> [RECORDS FOR THE TASK]

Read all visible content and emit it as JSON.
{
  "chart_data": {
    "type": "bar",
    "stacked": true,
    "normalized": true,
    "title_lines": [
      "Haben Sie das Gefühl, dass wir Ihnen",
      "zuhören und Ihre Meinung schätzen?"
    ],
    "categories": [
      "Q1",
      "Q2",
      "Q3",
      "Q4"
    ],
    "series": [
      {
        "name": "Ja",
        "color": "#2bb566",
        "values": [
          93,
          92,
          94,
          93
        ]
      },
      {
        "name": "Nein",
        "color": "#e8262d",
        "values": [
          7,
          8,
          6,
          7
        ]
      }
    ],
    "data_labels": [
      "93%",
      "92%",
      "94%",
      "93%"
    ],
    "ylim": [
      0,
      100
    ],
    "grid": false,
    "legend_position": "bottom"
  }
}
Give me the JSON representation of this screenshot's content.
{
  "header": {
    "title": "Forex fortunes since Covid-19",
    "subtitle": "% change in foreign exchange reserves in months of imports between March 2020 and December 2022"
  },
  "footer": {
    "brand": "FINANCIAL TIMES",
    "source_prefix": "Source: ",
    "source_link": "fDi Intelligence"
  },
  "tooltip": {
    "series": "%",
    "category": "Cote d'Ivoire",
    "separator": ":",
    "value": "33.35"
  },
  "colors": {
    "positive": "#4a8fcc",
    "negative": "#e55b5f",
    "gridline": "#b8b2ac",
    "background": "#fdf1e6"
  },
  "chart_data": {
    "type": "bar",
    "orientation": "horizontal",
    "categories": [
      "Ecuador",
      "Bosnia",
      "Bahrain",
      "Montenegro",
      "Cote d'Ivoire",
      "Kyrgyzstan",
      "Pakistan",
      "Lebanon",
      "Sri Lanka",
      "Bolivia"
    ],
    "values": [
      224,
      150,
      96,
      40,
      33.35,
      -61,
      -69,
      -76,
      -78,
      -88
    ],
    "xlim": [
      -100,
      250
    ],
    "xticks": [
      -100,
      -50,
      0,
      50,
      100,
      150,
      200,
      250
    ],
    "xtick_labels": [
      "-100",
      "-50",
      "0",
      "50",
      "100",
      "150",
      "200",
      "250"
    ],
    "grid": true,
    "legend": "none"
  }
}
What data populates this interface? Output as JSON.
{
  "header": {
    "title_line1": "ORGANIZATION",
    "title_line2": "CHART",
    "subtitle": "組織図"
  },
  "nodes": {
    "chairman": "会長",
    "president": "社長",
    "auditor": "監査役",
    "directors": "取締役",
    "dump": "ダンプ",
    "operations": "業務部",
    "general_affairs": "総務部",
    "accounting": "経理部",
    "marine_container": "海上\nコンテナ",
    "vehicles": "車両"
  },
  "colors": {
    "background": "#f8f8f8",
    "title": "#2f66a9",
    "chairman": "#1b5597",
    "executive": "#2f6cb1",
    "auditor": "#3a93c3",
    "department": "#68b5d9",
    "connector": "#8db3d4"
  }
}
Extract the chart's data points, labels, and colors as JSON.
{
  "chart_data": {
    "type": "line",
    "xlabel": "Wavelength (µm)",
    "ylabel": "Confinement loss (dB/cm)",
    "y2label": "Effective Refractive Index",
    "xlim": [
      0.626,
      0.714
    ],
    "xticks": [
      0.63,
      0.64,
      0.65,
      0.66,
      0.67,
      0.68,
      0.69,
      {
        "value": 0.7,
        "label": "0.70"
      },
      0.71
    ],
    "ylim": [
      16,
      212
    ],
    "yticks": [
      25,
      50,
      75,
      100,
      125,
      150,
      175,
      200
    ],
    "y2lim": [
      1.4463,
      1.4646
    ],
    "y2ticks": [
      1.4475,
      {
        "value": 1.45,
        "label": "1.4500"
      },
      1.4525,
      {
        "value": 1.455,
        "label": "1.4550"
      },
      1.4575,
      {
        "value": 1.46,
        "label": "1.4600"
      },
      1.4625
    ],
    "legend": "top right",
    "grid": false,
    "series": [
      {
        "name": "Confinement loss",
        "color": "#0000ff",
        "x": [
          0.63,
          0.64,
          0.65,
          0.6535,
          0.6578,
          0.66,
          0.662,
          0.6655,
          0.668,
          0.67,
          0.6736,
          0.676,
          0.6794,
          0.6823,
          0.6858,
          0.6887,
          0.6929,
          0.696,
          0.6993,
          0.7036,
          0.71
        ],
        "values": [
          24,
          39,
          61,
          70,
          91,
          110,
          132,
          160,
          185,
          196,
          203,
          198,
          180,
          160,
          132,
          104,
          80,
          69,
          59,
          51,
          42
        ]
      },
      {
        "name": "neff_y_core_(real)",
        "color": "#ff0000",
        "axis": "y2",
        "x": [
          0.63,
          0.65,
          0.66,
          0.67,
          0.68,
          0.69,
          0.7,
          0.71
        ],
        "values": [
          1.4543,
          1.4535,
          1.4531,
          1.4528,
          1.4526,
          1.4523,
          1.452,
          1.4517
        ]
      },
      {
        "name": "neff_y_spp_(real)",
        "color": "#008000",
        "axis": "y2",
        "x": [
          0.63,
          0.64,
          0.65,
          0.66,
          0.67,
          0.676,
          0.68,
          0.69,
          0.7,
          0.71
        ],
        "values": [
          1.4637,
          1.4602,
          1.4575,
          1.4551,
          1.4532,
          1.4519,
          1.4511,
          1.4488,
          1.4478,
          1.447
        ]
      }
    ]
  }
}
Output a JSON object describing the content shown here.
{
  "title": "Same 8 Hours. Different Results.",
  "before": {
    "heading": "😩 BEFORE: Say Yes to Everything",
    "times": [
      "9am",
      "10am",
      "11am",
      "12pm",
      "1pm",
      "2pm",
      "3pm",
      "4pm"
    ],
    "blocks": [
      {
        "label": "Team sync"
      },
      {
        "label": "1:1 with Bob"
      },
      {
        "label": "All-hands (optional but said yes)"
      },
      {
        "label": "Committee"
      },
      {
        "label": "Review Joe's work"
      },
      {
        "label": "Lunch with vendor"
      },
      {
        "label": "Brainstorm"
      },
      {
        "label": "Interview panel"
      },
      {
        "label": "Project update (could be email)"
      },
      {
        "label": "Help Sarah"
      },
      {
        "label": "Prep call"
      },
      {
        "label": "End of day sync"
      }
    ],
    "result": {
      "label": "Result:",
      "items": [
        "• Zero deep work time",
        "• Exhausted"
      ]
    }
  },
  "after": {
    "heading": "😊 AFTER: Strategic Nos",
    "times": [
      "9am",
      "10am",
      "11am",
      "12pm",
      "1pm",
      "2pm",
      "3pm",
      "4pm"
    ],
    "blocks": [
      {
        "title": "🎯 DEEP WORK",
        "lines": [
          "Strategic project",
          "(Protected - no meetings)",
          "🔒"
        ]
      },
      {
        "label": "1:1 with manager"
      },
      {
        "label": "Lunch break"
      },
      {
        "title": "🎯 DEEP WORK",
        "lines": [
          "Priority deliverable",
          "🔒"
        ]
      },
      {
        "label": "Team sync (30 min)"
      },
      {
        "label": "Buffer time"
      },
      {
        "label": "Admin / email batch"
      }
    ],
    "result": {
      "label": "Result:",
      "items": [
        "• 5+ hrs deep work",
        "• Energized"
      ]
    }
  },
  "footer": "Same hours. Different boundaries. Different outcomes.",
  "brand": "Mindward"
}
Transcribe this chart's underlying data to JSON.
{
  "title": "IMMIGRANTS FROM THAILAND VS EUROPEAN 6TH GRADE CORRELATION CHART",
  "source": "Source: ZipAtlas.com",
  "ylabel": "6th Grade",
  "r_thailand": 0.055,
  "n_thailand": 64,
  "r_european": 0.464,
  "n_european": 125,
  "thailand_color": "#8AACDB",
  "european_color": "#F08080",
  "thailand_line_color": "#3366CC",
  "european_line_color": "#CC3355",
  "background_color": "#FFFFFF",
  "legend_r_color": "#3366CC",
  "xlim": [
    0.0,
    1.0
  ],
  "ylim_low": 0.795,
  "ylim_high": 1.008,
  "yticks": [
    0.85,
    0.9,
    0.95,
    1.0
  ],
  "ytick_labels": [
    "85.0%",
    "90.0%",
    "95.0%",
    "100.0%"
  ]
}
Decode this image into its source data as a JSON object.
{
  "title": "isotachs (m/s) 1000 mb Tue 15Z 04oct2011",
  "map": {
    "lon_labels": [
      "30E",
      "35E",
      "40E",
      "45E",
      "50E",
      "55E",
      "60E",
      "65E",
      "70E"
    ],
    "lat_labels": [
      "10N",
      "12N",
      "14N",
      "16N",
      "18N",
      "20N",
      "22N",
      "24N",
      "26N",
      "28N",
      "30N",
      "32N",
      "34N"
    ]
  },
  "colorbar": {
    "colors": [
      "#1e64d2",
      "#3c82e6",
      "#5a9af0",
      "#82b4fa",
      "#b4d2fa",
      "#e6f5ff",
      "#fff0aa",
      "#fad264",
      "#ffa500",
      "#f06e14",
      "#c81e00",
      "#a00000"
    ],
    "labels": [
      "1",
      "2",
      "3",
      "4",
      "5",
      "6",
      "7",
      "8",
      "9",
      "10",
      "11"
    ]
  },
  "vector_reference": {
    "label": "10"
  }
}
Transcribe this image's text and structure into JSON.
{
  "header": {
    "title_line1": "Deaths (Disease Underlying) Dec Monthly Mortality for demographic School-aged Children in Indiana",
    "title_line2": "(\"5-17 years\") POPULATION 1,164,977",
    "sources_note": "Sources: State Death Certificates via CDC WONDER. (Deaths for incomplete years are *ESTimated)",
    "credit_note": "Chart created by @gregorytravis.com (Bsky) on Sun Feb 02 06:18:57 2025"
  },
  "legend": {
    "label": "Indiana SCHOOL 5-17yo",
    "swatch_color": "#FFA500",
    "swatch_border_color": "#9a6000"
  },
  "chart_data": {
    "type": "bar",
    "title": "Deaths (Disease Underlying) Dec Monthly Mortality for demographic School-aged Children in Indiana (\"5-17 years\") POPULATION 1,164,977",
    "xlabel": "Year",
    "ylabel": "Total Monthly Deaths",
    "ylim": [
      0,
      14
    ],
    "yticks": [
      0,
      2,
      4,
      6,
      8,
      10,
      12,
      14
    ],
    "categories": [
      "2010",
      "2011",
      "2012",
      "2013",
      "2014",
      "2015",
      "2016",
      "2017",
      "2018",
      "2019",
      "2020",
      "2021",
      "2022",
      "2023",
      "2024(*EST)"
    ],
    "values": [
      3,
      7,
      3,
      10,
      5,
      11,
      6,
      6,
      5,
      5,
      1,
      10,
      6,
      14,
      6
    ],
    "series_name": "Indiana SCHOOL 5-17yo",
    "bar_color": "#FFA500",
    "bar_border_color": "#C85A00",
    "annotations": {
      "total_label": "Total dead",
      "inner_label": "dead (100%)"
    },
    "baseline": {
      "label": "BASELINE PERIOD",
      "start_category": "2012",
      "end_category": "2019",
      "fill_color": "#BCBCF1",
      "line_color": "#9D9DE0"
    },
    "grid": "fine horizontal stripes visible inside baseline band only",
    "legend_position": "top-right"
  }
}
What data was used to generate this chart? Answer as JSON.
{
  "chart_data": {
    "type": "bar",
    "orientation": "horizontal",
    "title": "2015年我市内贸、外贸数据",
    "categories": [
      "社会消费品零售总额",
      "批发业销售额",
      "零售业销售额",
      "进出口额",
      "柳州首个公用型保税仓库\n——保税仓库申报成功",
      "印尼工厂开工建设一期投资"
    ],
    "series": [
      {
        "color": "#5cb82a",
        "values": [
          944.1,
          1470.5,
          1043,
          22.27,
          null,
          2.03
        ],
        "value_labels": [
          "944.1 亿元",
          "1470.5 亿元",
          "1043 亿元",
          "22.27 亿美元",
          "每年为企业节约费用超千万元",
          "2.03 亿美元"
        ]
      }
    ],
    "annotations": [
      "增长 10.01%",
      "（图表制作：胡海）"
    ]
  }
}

> [WHAT NEEDS TO BE DONE]
Go over the records above line by line and count those holding the word "visible". Reply only with the number.

> [RESPONSE]
2